**TO BE DONE**: For the listing below, give the count of lines containing the string "años" and nothing else.

Saved data entries

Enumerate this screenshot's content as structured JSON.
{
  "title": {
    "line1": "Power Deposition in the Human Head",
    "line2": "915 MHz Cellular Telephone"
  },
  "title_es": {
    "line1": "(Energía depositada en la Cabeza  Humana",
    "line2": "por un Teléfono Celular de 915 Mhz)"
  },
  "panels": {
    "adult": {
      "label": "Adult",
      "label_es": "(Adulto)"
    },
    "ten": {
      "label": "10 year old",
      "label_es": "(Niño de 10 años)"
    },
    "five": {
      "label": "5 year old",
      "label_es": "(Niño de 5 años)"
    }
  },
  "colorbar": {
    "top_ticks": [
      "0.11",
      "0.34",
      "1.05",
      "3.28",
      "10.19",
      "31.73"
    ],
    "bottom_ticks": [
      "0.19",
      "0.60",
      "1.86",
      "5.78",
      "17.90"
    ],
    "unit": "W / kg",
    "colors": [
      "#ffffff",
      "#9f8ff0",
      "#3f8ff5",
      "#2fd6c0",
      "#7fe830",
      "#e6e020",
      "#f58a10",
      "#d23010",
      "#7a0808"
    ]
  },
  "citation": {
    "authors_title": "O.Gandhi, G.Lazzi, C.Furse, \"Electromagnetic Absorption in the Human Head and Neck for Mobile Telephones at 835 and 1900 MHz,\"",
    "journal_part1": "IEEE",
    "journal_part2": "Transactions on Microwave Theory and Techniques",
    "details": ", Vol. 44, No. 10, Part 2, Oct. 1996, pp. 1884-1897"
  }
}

**SOLVED EXERCISE**: 2